TASK GOAL
Swap "table-row" for "body-row" in everything from "cell-size: 40 — [323, 472, 1024, 561]" down to "cell-size: 43 — [323, 739, 1024, 828]", and write those lines out again with nothing else changed.

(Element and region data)
— Start —

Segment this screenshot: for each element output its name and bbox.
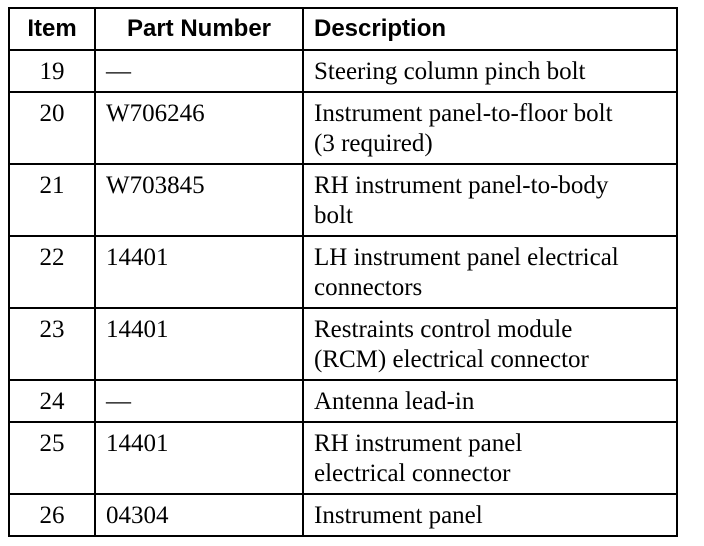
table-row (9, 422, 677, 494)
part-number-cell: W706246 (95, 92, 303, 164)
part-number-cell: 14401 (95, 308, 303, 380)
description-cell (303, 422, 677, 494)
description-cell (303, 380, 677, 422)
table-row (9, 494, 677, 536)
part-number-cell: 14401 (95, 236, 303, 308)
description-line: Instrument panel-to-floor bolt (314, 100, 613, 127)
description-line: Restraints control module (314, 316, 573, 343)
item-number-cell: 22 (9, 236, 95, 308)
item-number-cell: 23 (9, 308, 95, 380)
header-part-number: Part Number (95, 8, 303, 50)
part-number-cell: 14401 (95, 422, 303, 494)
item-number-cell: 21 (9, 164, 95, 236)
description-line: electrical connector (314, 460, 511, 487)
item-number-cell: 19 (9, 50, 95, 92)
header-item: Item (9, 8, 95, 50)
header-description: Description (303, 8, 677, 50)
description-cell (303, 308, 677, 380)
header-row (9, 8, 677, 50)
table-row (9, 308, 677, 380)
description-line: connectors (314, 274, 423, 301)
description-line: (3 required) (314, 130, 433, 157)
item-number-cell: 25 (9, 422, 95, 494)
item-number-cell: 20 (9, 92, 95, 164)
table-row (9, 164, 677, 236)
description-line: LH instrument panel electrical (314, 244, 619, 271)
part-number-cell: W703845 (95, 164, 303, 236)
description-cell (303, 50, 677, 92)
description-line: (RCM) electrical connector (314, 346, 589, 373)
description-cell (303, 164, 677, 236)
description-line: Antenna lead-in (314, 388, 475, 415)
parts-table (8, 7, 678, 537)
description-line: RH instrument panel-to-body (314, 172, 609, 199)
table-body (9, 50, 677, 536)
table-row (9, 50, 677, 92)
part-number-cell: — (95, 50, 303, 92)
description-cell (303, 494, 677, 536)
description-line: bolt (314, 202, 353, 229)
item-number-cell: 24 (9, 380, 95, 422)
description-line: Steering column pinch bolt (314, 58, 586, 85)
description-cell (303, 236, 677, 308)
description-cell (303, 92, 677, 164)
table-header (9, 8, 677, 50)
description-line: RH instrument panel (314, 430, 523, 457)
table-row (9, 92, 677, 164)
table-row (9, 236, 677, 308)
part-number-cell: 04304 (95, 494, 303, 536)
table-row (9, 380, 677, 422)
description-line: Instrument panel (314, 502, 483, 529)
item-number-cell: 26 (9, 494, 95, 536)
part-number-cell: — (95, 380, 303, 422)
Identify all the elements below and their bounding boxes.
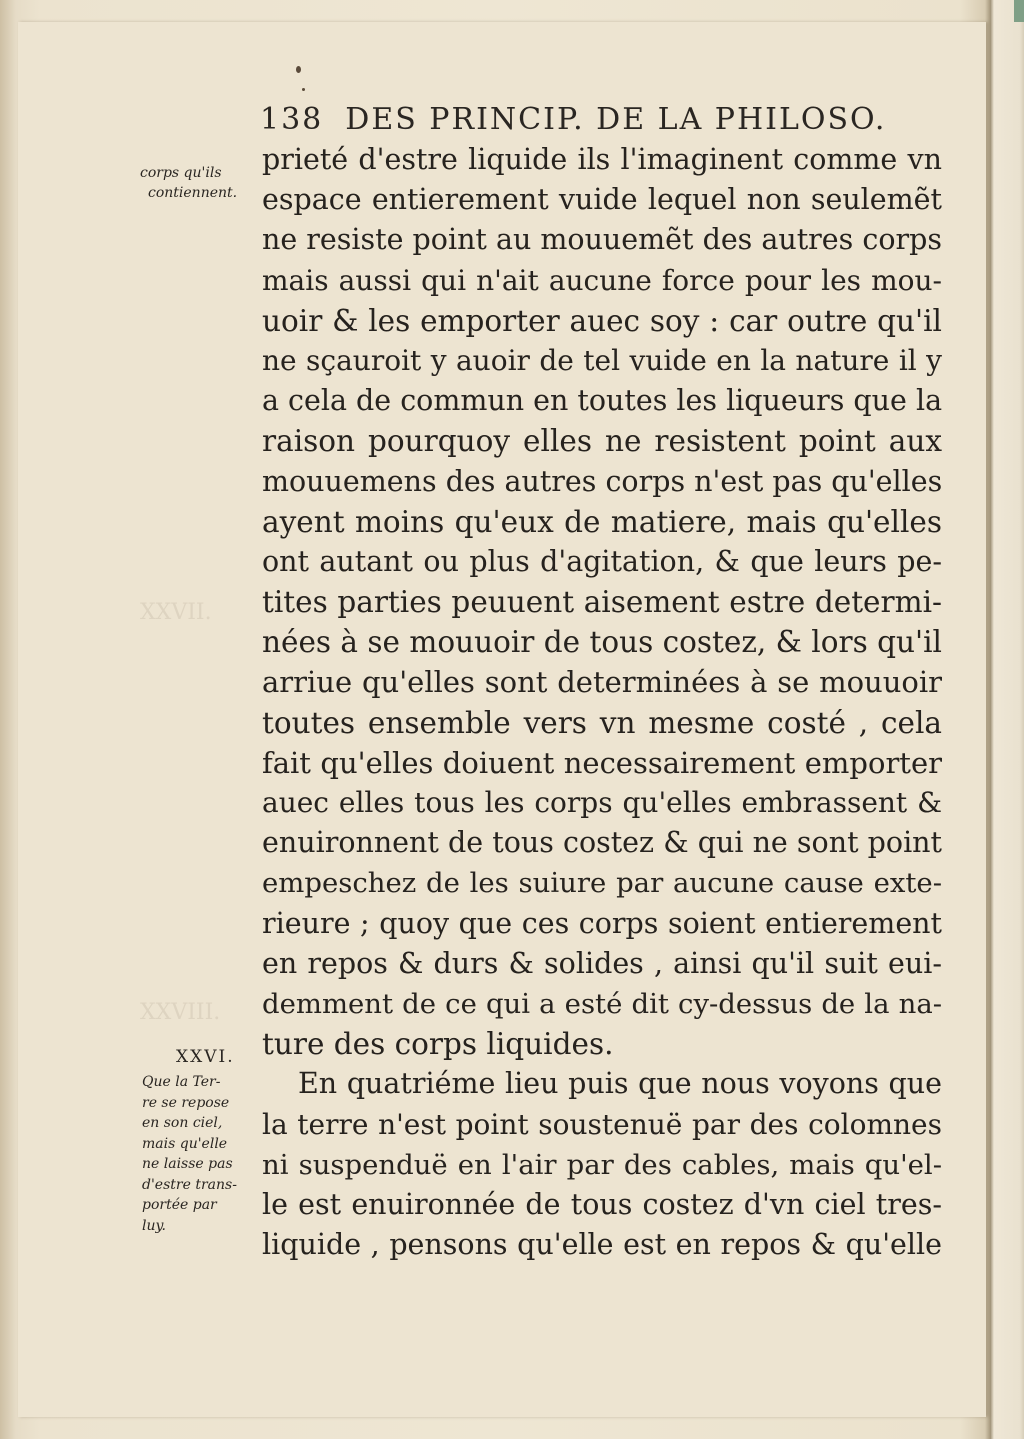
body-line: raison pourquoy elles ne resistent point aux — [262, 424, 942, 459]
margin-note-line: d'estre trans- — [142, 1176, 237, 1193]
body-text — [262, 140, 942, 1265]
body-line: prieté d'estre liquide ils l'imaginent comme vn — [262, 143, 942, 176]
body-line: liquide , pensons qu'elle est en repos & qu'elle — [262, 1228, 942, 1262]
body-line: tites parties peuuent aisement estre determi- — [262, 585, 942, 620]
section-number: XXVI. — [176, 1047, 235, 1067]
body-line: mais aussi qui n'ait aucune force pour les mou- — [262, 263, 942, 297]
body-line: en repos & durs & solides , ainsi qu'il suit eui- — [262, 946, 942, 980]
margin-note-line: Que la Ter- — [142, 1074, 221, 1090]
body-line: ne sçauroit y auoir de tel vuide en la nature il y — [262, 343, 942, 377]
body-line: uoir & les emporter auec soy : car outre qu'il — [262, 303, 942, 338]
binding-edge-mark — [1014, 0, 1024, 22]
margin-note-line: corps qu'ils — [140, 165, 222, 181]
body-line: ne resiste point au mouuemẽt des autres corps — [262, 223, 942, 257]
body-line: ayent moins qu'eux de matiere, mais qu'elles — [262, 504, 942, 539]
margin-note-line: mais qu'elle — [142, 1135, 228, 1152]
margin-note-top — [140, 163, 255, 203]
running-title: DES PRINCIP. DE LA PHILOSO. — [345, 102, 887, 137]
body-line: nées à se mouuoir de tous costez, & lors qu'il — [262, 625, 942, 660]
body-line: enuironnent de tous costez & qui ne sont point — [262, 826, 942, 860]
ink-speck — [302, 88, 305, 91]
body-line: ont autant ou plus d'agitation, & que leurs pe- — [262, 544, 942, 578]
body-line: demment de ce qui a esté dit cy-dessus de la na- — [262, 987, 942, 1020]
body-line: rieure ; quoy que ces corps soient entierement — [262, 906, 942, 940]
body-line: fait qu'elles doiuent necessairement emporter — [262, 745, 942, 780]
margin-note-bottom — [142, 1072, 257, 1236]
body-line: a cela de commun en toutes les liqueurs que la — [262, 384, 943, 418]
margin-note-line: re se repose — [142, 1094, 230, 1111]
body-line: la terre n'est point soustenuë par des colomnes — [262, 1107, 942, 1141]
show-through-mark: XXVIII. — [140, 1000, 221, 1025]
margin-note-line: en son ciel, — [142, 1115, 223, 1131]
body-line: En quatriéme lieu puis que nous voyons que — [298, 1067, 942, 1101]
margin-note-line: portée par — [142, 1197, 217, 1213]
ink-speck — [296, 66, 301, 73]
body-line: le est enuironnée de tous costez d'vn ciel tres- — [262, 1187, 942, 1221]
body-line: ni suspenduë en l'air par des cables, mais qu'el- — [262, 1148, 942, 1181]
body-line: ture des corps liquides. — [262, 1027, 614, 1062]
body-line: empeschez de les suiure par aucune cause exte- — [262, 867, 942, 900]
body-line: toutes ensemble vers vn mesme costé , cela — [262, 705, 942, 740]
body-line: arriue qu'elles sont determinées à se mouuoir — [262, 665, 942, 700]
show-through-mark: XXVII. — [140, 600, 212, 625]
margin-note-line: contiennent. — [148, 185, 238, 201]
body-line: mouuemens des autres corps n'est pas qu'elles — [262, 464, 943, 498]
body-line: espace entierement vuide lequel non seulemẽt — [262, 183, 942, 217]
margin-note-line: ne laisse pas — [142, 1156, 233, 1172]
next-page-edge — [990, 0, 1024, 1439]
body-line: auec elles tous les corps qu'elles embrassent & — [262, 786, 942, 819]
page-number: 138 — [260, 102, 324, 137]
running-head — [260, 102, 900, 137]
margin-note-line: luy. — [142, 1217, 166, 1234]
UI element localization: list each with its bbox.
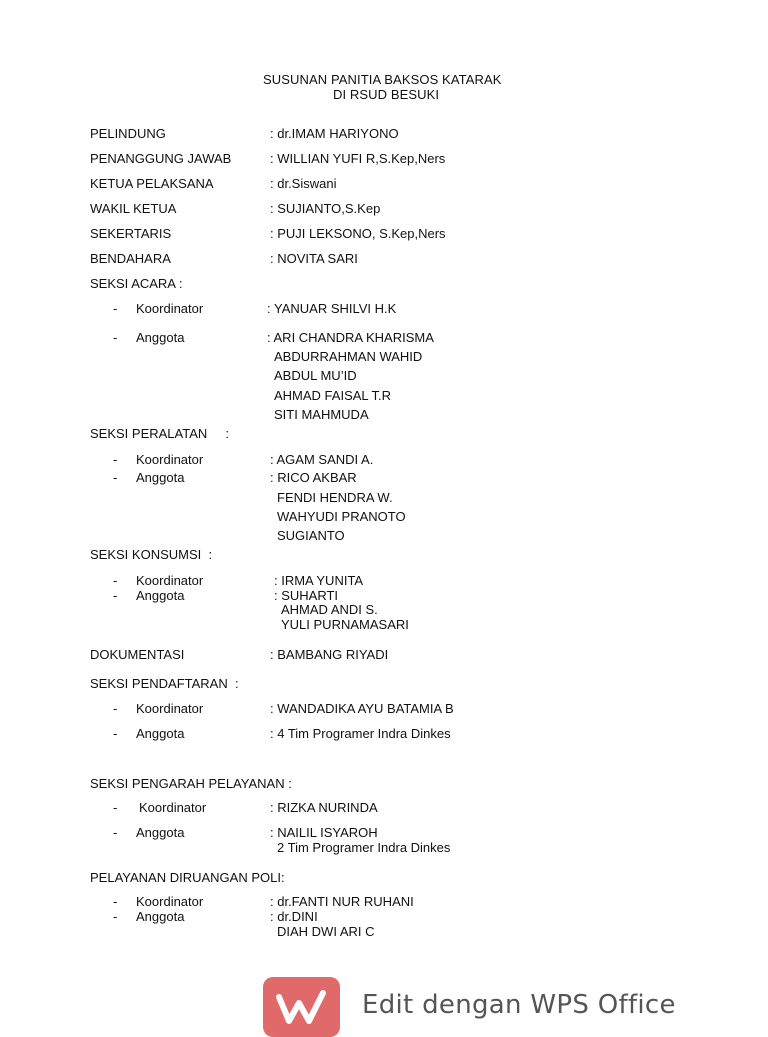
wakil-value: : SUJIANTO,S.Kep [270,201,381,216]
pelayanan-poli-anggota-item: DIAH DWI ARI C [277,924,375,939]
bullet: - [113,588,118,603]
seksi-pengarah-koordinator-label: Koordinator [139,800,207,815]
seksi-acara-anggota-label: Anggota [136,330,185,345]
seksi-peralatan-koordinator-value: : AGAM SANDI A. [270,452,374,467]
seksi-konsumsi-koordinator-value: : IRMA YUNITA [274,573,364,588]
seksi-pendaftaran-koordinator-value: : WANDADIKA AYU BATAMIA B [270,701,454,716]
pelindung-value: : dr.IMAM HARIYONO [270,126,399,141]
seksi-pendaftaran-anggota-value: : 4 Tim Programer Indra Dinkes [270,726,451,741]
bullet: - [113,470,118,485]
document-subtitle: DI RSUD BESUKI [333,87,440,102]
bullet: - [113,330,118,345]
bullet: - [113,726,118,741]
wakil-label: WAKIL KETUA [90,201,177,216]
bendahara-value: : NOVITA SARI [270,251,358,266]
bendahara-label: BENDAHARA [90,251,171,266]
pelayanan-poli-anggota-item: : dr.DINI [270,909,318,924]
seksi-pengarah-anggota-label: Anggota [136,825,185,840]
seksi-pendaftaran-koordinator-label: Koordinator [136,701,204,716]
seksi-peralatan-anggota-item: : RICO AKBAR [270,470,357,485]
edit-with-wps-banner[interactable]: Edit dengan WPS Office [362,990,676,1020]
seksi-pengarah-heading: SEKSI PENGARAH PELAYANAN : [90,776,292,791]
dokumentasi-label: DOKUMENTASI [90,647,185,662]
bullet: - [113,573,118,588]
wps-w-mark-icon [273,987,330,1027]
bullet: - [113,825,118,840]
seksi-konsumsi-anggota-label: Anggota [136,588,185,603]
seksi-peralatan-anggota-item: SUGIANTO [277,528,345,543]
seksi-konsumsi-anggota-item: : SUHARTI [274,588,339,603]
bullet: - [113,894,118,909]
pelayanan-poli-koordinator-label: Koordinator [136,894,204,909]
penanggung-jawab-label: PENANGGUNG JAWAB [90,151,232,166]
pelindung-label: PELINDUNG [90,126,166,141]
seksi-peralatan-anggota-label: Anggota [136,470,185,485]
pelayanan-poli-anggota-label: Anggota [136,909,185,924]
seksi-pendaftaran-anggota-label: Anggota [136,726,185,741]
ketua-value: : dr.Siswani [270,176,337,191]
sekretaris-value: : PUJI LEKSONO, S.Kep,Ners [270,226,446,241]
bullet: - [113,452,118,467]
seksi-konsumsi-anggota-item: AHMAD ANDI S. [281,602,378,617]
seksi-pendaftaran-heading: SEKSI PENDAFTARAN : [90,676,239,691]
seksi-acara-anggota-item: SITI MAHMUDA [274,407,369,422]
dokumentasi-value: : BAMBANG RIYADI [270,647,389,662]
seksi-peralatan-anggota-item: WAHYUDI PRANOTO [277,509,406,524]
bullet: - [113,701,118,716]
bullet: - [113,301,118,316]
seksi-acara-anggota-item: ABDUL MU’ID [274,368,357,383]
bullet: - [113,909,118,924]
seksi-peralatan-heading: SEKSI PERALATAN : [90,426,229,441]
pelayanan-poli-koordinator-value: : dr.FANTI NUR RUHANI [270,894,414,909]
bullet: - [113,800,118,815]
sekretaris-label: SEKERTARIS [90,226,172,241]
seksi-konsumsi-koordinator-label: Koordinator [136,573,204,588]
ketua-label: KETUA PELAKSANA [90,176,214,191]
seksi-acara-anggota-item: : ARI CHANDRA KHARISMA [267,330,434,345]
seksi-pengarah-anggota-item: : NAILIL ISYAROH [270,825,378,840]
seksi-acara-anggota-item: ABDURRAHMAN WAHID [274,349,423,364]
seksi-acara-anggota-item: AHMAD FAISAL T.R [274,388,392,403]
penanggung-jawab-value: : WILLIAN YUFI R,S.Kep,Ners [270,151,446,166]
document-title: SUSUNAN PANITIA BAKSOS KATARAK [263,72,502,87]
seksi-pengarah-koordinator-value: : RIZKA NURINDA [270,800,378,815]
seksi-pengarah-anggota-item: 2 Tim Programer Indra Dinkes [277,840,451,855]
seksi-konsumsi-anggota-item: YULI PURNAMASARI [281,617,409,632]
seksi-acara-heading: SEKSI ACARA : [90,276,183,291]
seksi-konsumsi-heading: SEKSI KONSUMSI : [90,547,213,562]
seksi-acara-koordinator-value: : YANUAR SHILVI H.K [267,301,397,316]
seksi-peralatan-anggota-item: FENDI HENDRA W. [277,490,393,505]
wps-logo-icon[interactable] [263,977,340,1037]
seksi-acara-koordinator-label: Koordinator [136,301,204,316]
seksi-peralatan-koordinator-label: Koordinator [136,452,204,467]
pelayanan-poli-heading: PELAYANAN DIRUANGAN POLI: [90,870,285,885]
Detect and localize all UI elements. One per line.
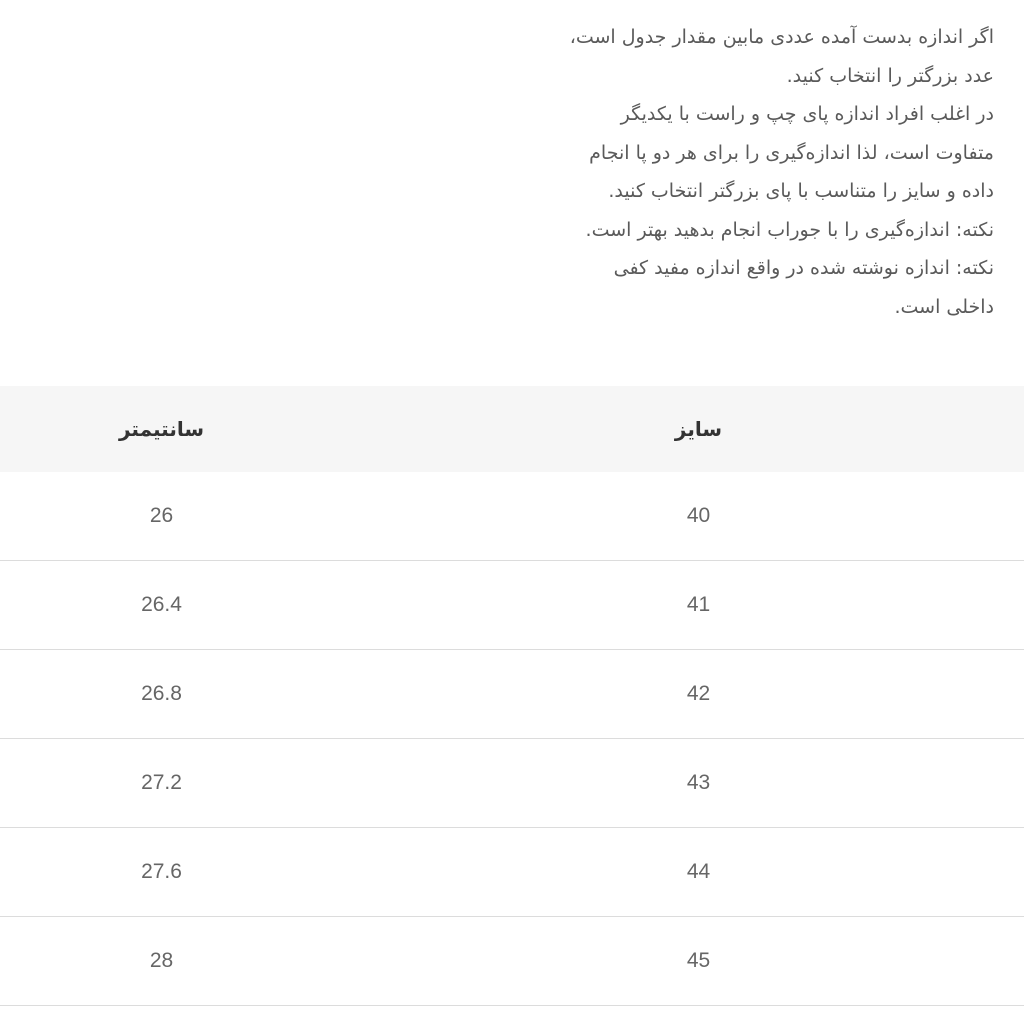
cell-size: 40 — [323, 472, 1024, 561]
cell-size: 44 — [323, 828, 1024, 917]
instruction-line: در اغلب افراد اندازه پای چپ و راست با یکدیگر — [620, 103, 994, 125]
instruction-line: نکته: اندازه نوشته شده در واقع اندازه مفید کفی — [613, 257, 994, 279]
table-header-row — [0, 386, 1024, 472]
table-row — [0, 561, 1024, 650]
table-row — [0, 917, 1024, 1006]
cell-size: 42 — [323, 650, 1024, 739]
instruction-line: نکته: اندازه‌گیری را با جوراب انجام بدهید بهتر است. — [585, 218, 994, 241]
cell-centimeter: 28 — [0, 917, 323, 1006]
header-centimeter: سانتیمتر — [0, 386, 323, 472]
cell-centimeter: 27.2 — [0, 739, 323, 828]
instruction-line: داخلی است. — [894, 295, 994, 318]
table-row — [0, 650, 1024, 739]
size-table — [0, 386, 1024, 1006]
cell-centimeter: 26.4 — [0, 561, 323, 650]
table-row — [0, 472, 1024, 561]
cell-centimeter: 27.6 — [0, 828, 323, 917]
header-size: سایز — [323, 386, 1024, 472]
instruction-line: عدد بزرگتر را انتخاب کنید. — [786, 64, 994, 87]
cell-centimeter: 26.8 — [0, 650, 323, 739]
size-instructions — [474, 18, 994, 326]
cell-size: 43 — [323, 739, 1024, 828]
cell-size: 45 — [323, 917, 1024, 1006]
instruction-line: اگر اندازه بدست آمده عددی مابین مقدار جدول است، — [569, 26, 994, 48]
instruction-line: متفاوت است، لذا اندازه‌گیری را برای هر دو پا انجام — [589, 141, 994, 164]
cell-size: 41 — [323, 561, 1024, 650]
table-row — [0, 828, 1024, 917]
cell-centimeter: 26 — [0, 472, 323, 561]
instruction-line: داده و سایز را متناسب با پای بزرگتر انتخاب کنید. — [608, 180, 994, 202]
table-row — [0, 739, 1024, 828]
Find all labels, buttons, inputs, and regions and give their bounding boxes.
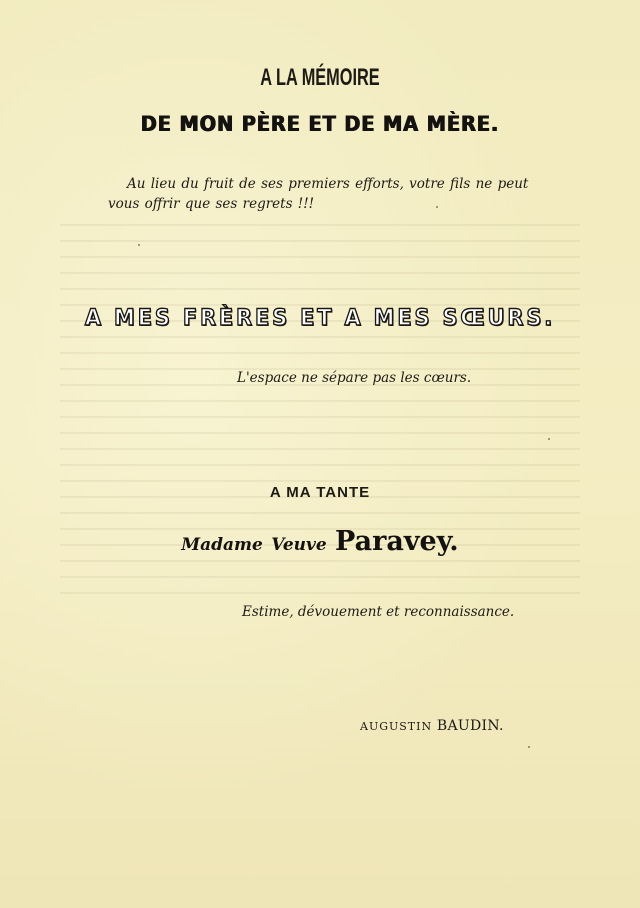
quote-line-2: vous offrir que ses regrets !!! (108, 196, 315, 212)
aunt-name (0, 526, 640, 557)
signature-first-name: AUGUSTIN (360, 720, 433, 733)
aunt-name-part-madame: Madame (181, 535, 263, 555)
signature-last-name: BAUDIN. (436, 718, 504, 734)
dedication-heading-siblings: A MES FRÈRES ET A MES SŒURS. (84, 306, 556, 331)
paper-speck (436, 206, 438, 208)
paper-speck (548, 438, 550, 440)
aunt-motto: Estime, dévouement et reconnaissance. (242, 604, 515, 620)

— End —

REPLY TO THE EXERCISE
cell-size: 40 — [323, 472, 1024, 561]
cell-size: 44 — [323, 828, 1024, 917]
instruction-line: در اغلب افراد اندازه پای چپ و راست با یکدیگر — [620, 103, 994, 125]
instruction-line: نکته: اندازه نوشته شده در واقع اندازه مفید کفی — [613, 257, 994, 279]
table-header-row — [0, 386, 1024, 472]
body-row — [0, 561, 1024, 650]
body-row — [0, 917, 1024, 1006]
cell-size: 42 — [323, 650, 1024, 739]
instruction-line: نکته: اندازه‌گیری را با جوراب انجام بدهید بهتر است. — [585, 218, 994, 241]
cell-centimeter: 28 — [0, 917, 323, 1006]
header-centimeter: سانتیمتر — [0, 386, 323, 472]
cell-centimeter: 27.2 — [0, 739, 323, 828]
instruction-line: داخلی است. — [894, 295, 994, 318]
body-row — [0, 650, 1024, 739]
size-table — [0, 386, 1024, 1006]
cell-centimeter: 26.4 — [0, 561, 323, 650]
body-row — [0, 472, 1024, 561]
cell-centimeter: 27.6 — [0, 828, 323, 917]
header-size: سایز — [323, 386, 1024, 472]
instruction-line: عدد بزرگتر را انتخاب کنید. — [786, 64, 994, 87]
cell-centimeter: 26.8 — [0, 650, 323, 739]
size-instructions — [474, 18, 994, 326]
cell-size: 43 — [323, 739, 1024, 828]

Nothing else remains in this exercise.